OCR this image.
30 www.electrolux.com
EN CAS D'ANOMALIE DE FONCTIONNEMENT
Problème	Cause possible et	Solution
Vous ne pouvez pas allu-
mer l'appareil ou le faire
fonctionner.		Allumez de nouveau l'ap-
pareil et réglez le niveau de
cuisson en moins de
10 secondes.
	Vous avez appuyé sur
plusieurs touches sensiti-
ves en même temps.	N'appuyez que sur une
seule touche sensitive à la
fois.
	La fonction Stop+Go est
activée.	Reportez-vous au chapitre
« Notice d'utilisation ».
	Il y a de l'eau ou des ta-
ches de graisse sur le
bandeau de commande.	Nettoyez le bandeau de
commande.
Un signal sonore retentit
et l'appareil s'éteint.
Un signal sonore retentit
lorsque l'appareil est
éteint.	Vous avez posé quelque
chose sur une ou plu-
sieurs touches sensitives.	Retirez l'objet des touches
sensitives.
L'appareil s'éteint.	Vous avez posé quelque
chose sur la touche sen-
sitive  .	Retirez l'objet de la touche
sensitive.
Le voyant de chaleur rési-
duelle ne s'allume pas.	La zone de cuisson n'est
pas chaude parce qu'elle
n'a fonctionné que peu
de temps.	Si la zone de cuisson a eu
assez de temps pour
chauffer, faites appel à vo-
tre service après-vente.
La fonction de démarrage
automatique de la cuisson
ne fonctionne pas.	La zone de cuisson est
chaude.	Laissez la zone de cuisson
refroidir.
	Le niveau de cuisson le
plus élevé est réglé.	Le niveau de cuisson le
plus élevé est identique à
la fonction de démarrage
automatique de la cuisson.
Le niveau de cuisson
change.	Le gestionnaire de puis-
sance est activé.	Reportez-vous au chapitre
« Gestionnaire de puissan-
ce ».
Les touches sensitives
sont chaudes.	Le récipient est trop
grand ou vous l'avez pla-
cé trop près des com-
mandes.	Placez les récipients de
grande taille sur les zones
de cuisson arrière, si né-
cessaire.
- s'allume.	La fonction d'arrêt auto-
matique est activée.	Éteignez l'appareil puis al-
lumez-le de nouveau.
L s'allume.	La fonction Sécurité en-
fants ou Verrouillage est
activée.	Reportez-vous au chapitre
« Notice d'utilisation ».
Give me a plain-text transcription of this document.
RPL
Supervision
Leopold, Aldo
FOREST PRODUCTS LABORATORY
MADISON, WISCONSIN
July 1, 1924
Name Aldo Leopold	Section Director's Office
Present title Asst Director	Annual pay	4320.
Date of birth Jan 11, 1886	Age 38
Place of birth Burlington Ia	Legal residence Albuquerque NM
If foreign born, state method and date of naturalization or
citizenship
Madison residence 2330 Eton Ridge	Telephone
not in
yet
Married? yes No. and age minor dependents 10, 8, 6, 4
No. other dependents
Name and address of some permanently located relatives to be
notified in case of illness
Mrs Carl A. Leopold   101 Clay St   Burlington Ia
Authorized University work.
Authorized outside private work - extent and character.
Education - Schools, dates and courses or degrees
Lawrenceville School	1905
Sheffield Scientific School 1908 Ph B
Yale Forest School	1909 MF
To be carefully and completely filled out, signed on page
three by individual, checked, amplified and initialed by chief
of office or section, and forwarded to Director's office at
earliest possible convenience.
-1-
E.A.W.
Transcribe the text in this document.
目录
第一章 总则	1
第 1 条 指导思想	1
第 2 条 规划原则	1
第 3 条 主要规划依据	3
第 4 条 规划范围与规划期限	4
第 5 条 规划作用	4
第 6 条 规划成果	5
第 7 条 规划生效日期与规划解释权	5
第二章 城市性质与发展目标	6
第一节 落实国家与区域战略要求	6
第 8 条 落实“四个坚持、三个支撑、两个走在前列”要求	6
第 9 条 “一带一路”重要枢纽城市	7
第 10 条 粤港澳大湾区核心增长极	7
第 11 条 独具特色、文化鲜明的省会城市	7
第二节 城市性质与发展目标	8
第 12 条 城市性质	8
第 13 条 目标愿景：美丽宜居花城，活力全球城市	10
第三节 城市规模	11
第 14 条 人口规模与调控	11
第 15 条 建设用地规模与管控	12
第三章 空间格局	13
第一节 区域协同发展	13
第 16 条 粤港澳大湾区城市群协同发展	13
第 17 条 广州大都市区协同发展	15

## REQUIRED TASK
Every line of the records that includes the word "avez" should be gathered.

## CORRECT OUTPUT
	Vous avez appuyé sur
éteint.	Vous avez posé quelque
L'appareil s'éteint.	Vous avez posé quelque
grand ou vous l'avez pla-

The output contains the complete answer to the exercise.